((
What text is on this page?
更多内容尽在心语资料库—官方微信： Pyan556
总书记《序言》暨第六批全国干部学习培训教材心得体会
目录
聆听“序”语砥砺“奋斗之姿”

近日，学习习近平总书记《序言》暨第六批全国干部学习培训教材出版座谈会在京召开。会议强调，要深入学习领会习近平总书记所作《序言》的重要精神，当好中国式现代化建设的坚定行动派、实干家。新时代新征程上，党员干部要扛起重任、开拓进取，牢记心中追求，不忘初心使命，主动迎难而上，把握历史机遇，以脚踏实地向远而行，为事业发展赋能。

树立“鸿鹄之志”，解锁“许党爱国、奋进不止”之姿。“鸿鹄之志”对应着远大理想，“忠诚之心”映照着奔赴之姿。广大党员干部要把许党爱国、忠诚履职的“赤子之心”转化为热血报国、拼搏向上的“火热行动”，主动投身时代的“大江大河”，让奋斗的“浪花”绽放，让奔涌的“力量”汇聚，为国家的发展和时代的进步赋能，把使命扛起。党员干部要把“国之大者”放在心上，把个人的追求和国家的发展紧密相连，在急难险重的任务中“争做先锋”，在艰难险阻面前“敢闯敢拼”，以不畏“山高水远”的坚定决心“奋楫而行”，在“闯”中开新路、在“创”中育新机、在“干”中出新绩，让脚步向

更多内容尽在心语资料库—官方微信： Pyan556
))
§ Task description: Repeat every record, keeping each word and mark exactly as it is.

§ Written answer:
What text is on this page?
更多内容尽在心语资料库—官方微信： Pyan556
总书记《序言》暨第六批全国干部学习培训教材心得体会
目录
聆听“序”语砥砺“奋斗之姿”

近日，学习习近平总书记《序言》暨第六批全国干部学习培训教材出版座谈会在京召开。会议强调，要深入学习领会习近平总书记所作《序言》的重要精神，当好中国式现代化建设的坚定行动派、实干家。新时代新征程上，党员干部要扛起重任、开拓进取，牢记心中追求，不忘初心使命，主动迎难而上，把握历史机遇，以脚踏实地向远而行，为事业发展赋能。

树立“鸿鹄之志”，解锁“许党爱国、奋进不止”之姿。“鸿鹄之志”对应着远大理想，“忠诚之心”映照着奔赴之姿。广大党员干部要把许党爱国、忠诚履职的“赤子之心”转化为热血报国、拼搏向上的“火热行动”，主动投身时代的“大江大河”，让奋斗的“浪花”绽放，让奔涌的“力量”汇聚，为国家的发展和时代的进步赋能，把使命扛起。党员干部要把“国之大者”放在心上，把个人的追求和国家的发展紧密相连，在急难险重的任务中“争做先锋”，在艰难险阻面前“敢闯敢拼”，以不畏“山高水远”的坚定决心“奋楫而行”，在“闯”中开新路、在“创”中育新机、在“干”中出新绩，让脚步向

更多内容尽在心语资料库—官方微信： Pyan556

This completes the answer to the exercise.